▶ Task directions
Locate the line that contains "Read out every word on this page.", then copy it and all later lines of the data below exactly, through the last one.

Data records
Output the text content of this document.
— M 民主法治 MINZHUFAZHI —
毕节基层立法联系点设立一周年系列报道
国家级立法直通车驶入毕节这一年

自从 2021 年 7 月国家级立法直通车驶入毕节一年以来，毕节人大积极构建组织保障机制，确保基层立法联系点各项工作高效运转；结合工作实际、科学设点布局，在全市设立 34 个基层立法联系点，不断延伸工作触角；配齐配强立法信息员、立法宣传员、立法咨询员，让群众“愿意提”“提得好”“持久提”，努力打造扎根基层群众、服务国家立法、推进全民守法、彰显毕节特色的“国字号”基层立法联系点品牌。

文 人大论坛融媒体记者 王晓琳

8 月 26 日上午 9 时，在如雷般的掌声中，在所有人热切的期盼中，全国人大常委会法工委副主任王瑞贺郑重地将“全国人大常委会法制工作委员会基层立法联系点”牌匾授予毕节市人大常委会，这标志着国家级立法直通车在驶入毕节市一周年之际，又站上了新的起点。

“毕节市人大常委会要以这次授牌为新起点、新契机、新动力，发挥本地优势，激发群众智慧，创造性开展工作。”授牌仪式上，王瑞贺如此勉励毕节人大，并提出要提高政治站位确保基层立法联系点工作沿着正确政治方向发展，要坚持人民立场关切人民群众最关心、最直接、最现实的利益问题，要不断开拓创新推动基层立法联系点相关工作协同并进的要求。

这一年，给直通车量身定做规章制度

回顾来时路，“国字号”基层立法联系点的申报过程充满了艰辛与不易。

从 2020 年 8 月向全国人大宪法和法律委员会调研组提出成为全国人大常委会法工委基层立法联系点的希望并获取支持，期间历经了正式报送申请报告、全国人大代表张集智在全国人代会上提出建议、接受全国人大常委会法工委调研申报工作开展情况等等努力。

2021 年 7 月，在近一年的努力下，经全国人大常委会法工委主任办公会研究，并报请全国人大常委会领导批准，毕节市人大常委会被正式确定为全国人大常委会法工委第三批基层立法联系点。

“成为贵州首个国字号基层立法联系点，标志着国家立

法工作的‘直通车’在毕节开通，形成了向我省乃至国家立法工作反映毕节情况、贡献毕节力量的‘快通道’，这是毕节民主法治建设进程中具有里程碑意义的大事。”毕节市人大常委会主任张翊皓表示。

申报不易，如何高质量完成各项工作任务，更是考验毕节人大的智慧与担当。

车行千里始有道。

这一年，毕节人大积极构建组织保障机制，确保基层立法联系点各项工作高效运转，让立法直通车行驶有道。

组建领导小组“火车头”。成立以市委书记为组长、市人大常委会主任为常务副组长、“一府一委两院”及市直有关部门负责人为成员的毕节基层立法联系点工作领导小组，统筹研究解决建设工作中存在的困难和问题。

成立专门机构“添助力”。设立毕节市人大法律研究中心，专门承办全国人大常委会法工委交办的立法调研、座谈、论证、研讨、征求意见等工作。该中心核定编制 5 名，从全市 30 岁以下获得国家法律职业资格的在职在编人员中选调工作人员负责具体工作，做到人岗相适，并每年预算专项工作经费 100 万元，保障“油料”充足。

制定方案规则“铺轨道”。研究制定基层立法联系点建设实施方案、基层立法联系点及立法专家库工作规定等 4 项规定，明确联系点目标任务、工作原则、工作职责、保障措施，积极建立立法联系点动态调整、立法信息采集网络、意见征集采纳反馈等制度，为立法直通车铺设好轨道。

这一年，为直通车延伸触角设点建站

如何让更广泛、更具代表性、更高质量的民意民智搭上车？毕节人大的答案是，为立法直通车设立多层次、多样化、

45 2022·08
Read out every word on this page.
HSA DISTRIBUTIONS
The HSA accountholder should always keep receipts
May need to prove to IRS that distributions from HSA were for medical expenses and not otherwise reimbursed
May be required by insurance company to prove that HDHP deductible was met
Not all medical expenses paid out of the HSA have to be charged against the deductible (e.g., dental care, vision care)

▶ Worked answer
Read out every word on this page.
HSA DISTRIBUTIONS
The HSA accountholder should always keep receipts
May need to prove to IRS that distributions from HSA were for medical expenses and not otherwise reimbursed
May be required by insurance company to prove that HDHP deductible was met
Not all medical expenses paid out of the HSA have to be charged against the deductible (e.g., dental care, vision care)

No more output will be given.